EXERCISE DIRECTIONS:
Write out every entry precisely as given, leaving the pictures out.

INFORMATION GIVEN:

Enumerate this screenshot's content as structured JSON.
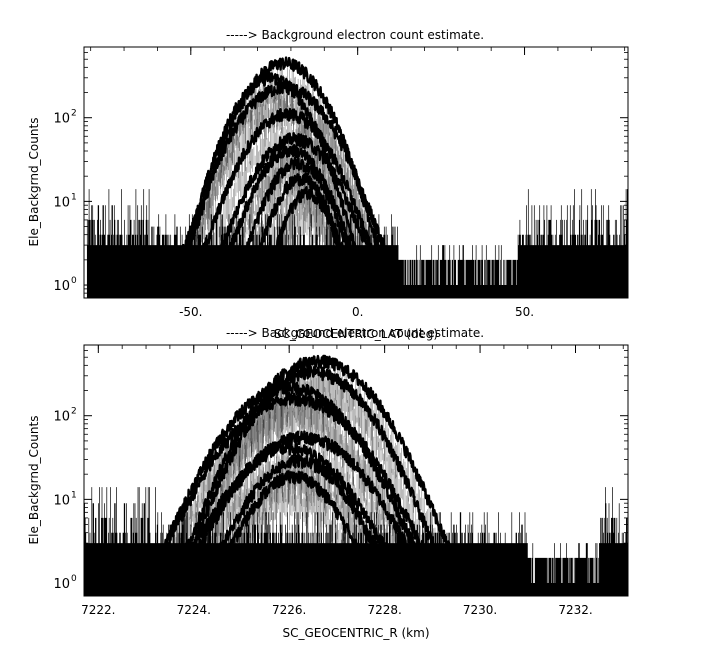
{
  "chart_data": [
    {
      "type": "line",
      "title": "-----> Background electron count estimate.",
      "xlabel": "SC_GEOCENTRIC_LAT (deg)",
      "ylabel": "Ele_Backgrnd_Counts",
      "yscale": "log",
      "xlim": [
        -82,
        81
      ],
      "ylim": [
        0.7,
        700
      ],
      "grid": false,
      "x_ticks": [
        {
          "value": -50,
          "label": "-50."
        },
        {
          "value": 0,
          "label": "0."
        },
        {
          "value": 50,
          "label": "50."
        }
      ],
      "y_ticks": [
        {
          "value": 1,
          "base": "10",
          "exp": "0"
        },
        {
          "value": 10,
          "base": "10",
          "exp": "1"
        },
        {
          "value": 100,
          "base": "10",
          "exp": "2"
        }
      ],
      "background_noise": {
        "x_range": [
          -81,
          81
        ],
        "levels": [
          1,
          2,
          3,
          4,
          5
        ],
        "enhanced_ranges": [
          [
            -81,
            -62
          ],
          [
            48,
            81
          ]
        ],
        "gap_range": [
          12,
          48
        ]
      },
      "series": [
        {
          "center": -22,
          "half_width": 30,
          "peak": 450
        },
        {
          "center": -26,
          "half_width": 27,
          "peak": 300
        },
        {
          "center": -22,
          "half_width": 32,
          "peak": 230
        },
        {
          "center": -21,
          "half_width": 27,
          "peak": 110
        },
        {
          "center": -19,
          "half_width": 24,
          "peak": 55
        },
        {
          "center": -20,
          "half_width": 20,
          "peak": 40
        },
        {
          "center": -18,
          "half_width": 17,
          "peak": 28
        },
        {
          "center": -17,
          "half_width": 14,
          "peak": 18
        },
        {
          "center": -15,
          "half_width": 11,
          "peak": 12
        }
      ]
    },
    {
      "type": "line",
      "title": "-----> Background electron count estimate.",
      "xlabel": "SC_GEOCENTRIC_R (km)",
      "ylabel": "Ele_Backgrnd_Counts",
      "yscale": "log",
      "xlim": [
        7221.7,
        7233.1
      ],
      "ylim": [
        0.7,
        700
      ],
      "grid": false,
      "x_ticks": [
        {
          "value": 7222,
          "label": "7222."
        },
        {
          "value": 7224,
          "label": "7224."
        },
        {
          "value": 7226,
          "label": "7226."
        },
        {
          "value": 7228,
          "label": "7228."
        },
        {
          "value": 7230,
          "label": "7230."
        },
        {
          "value": 7232,
          "label": "7232."
        }
      ],
      "y_ticks": [
        {
          "value": 1,
          "base": "10",
          "exp": "0"
        },
        {
          "value": 10,
          "base": "10",
          "exp": "1"
        },
        {
          "value": 100,
          "base": "10",
          "exp": "2"
        }
      ],
      "background_noise": {
        "x_range": [
          7221.7,
          7233.1
        ],
        "levels": [
          1,
          2,
          3,
          4,
          5
        ],
        "enhanced_ranges": [
          [
            7221.7,
            7223.2
          ],
          [
            7232.5,
            7233.1
          ]
        ],
        "gap_range": [
          7231.0,
          7232.5
        ]
      },
      "series": [
        {
          "center": 7226.6,
          "half_width": 2.9,
          "peak": 450
        },
        {
          "center": 7226.5,
          "half_width": 2.7,
          "peak": 330
        },
        {
          "center": 7226.0,
          "half_width": 2.8,
          "peak": 220
        },
        {
          "center": 7226.1,
          "half_width": 2.9,
          "peak": 160
        },
        {
          "center": 7226.3,
          "half_width": 2.4,
          "peak": 55
        },
        {
          "center": 7226.0,
          "half_width": 2.2,
          "peak": 40
        },
        {
          "center": 7226.2,
          "half_width": 1.8,
          "peak": 28
        },
        {
          "center": 7226.1,
          "half_width": 1.5,
          "peak": 18
        }
      ]
    }
  ]
}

RESULT OF THIS TASK:
Enumerate this screenshot's content as structured JSON.
{
  "chart_data": [
    {
      "type": "line",
      "title": "-----> Background electron count estimate.",
      "xlabel": "SC_GEOCENTRIC_LAT (deg)",
      "ylabel": "Ele_Backgrnd_Counts",
      "yscale": "log",
      "xlim": [
        -82,
        81
      ],
      "ylim": [
        0.7,
        700
      ],
      "grid": false,
      "x_ticks": [
        {
          "value": -50,
          "label": "-50."
        },
        {
          "value": 0,
          "label": "0."
        },
        {
          "value": 50,
          "label": "50."
        }
      ],
      "y_ticks": [
        {
          "value": 1,
          "base": "10",
          "exp": "0"
        },
        {
          "value": 10,
          "base": "10",
          "exp": "1"
        },
        {
          "value": 100,
          "base": "10",
          "exp": "2"
        }
      ],
      "background_noise": {
        "x_range": [
          -81,
          81
        ],
        "levels": [
          1,
          2,
          3,
          4,
          5
        ],
        "enhanced_ranges": [
          [
            -81,
            -62
          ],
          [
            48,
            81
          ]
        ],
        "gap_range": [
          12,
          48
        ]
      },
      "series": [
        {
          "center": -22,
          "half_width": 30,
          "peak": 450
        },
        {
          "center": -26,
          "half_width": 27,
          "peak": 300
        },
        {
          "center": -22,
          "half_width": 32,
          "peak": 230
        },
        {
          "center": -21,
          "half_width": 27,
          "peak": 110
        },
        {
          "center": -19,
          "half_width": 24,
          "peak": 55
        },
        {
          "center": -20,
          "half_width": 20,
          "peak": 40
        },
        {
          "center": -18,
          "half_width": 17,
          "peak": 28
        },
        {
          "center": -17,
          "half_width": 14,
          "peak": 18
        },
        {
          "center": -15,
          "half_width": 11,
          "peak": 12
        }
      ]
    },
    {
      "type": "line",
      "title": "-----> Background electron count estimate.",
      "xlabel": "SC_GEOCENTRIC_R (km)",
      "ylabel": "Ele_Backgrnd_Counts",
      "yscale": "log",
      "xlim": [
        7221.7,
        7233.1
      ],
      "ylim": [
        0.7,
        700
      ],
      "grid": false,
      "x_ticks": [
        {
          "value": 7222,
          "label": "7222."
        },
        {
          "value": 7224,
          "label": "7224."
        },
        {
          "value": 7226,
          "label": "7226."
        },
        {
          "value": 7228,
          "label": "7228."
        },
        {
          "value": 7230,
          "label": "7230."
        },
        {
          "value": 7232,
          "label": "7232."
        }
      ],
      "y_ticks": [
        {
          "value": 1,
          "base": "10",
          "exp": "0"
        },
        {
          "value": 10,
          "base": "10",
          "exp": "1"
        },
        {
          "value": 100,
          "base": "10",
          "exp": "2"
        }
      ],
      "background_noise": {
        "x_range": [
          7221.7,
          7233.1
        ],
        "levels": [
          1,
          2,
          3,
          4,
          5
        ],
        "enhanced_ranges": [
          [
            7221.7,
            7223.2
          ],
          [
            7232.5,
            7233.1
          ]
        ],
        "gap_range": [
          7231.0,
          7232.5
        ]
      },
      "series": [
        {
          "center": 7226.6,
          "half_width": 2.9,
          "peak": 450
        },
        {
          "center": 7226.5,
          "half_width": 2.7,
          "peak": 330
        },
        {
          "center": 7226.0,
          "half_width": 2.8,
          "peak": 220
        },
        {
          "center": 7226.1,
          "half_width": 2.9,
          "peak": 160
        },
        {
          "center": 7226.3,
          "half_width": 2.4,
          "peak": 55
        },
        {
          "center": 7226.0,
          "half_width": 2.2,
          "peak": 40
        },
        {
          "center": 7226.2,
          "half_width": 1.8,
          "peak": 28
        },
        {
          "center": 7226.1,
          "half_width": 1.5,
          "peak": 18
        }
      ]
    }
  ]
}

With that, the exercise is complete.